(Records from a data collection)
----
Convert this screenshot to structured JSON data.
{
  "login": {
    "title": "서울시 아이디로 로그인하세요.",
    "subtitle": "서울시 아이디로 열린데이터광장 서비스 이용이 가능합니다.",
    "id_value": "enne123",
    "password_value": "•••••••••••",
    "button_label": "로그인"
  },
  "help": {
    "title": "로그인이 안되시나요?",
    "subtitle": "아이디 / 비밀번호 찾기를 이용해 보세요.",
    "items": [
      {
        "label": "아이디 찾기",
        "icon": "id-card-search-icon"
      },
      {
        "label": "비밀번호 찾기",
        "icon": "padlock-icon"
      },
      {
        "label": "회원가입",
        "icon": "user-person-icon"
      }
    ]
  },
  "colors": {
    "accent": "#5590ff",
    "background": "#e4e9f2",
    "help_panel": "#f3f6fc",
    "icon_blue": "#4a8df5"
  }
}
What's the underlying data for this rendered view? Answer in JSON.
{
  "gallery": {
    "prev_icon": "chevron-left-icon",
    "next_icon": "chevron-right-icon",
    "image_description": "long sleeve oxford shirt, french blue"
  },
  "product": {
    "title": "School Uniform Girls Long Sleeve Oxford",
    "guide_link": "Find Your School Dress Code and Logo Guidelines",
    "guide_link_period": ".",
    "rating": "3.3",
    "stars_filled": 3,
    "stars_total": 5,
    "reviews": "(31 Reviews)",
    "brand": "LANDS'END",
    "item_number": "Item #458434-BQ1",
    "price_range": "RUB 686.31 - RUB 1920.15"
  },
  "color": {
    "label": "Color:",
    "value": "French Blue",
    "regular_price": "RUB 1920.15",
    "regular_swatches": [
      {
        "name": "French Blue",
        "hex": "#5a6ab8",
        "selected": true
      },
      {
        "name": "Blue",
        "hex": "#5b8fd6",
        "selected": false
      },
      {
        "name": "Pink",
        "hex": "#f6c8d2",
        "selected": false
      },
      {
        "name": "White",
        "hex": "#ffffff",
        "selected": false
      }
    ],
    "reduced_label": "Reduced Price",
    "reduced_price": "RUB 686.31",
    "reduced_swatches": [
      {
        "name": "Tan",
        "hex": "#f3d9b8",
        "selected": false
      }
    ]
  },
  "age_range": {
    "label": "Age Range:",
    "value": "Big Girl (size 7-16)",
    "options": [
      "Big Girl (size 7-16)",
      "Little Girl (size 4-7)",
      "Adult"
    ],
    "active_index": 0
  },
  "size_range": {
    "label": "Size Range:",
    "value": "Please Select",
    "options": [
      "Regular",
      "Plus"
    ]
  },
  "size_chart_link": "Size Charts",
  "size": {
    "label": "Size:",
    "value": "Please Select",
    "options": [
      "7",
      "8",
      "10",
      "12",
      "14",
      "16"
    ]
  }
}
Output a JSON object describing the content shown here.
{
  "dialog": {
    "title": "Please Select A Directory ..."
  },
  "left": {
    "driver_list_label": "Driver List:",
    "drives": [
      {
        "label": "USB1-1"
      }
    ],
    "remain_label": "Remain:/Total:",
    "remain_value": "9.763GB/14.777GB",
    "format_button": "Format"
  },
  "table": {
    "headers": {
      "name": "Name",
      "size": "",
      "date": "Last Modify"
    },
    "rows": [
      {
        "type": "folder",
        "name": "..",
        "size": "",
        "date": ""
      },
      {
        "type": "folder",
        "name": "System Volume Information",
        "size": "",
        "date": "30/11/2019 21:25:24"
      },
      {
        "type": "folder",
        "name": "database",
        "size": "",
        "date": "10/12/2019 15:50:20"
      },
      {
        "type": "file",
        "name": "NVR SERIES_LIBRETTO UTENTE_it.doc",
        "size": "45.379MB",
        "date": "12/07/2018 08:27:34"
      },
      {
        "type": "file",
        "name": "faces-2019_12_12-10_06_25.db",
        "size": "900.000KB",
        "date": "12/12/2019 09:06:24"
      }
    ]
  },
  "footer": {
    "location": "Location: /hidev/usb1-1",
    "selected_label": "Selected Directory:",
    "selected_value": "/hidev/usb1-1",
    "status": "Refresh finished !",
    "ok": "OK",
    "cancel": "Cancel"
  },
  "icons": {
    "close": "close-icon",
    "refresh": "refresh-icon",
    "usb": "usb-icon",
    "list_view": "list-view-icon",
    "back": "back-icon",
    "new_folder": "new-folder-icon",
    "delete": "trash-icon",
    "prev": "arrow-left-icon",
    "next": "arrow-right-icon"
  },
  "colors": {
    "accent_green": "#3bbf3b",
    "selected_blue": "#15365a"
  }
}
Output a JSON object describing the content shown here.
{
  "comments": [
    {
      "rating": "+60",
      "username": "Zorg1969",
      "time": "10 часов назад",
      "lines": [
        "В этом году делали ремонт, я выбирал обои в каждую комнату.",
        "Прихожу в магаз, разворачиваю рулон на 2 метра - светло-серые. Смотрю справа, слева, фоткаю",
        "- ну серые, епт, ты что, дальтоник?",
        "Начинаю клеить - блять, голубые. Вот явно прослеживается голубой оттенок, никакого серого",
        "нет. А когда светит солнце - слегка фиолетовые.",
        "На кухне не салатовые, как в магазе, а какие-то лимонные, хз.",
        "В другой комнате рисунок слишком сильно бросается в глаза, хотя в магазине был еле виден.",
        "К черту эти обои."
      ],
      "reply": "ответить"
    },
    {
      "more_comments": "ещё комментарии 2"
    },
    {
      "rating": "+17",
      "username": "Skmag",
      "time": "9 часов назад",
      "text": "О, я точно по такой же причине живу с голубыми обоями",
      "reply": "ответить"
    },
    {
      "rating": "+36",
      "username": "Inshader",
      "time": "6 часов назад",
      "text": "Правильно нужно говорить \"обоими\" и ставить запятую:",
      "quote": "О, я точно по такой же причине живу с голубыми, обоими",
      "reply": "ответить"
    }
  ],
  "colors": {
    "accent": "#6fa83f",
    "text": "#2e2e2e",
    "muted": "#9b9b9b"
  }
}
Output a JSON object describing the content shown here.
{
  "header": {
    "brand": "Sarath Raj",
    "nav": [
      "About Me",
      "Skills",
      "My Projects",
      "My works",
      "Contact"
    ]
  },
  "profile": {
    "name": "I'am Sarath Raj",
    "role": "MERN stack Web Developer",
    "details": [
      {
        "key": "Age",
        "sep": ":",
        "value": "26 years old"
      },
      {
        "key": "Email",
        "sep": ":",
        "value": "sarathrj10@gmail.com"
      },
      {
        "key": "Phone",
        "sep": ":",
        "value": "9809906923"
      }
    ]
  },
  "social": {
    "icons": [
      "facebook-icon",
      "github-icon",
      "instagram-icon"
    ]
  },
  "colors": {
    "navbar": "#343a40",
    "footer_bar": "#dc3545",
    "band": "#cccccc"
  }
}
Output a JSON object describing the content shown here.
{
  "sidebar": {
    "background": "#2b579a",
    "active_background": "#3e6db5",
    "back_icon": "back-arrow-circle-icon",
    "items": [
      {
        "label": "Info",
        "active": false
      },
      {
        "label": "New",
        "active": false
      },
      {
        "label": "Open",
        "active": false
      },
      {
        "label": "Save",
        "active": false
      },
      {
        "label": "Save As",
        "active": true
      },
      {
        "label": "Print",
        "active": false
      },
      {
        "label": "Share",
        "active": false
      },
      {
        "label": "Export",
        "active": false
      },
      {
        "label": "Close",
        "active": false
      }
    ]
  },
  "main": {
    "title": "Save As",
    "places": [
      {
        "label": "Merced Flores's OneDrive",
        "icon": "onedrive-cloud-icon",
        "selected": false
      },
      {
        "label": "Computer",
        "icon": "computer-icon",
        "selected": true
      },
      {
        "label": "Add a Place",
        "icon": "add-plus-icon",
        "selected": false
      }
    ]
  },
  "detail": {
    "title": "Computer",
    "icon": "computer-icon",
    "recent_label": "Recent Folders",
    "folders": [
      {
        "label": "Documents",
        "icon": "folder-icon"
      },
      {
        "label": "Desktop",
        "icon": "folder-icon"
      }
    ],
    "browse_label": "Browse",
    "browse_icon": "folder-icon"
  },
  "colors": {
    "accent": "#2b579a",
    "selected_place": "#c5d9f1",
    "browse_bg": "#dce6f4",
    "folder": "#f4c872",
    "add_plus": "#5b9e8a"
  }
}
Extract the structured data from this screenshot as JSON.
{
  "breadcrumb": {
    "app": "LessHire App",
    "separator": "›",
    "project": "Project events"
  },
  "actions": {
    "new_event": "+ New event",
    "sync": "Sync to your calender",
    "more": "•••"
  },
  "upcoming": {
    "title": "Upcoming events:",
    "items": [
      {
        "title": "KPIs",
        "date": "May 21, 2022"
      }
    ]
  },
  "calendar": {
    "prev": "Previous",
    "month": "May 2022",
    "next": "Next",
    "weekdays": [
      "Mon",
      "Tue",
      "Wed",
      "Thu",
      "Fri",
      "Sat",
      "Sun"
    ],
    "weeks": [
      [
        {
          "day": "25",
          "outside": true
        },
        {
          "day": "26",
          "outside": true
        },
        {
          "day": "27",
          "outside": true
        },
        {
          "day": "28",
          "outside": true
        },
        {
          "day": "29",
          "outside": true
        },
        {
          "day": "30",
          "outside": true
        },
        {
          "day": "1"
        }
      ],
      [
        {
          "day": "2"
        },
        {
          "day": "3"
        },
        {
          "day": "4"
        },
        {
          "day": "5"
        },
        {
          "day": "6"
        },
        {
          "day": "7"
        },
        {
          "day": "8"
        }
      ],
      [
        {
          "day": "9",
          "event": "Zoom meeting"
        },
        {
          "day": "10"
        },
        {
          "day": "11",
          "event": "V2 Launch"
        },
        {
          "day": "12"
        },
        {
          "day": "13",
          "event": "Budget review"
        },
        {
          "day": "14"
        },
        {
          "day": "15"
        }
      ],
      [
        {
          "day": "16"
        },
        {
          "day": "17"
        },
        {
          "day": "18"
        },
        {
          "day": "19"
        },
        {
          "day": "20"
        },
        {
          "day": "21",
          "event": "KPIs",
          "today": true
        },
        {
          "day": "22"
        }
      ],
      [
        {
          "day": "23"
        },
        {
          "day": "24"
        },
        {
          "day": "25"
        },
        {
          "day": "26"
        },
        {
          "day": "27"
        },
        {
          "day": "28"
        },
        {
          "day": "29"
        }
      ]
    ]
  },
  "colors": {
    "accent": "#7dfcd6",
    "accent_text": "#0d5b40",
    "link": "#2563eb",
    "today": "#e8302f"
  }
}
----
What the task requires
Among the records above, find each line holding the string "subtitle" and pull it out.

Response
    "subtitle": "서울시 아이디로 열린데이터광장 서비스 이용이 가능합니다.",
    "subtitle": "아이디 / 비밀번호 찾기를 이용해 보세요.",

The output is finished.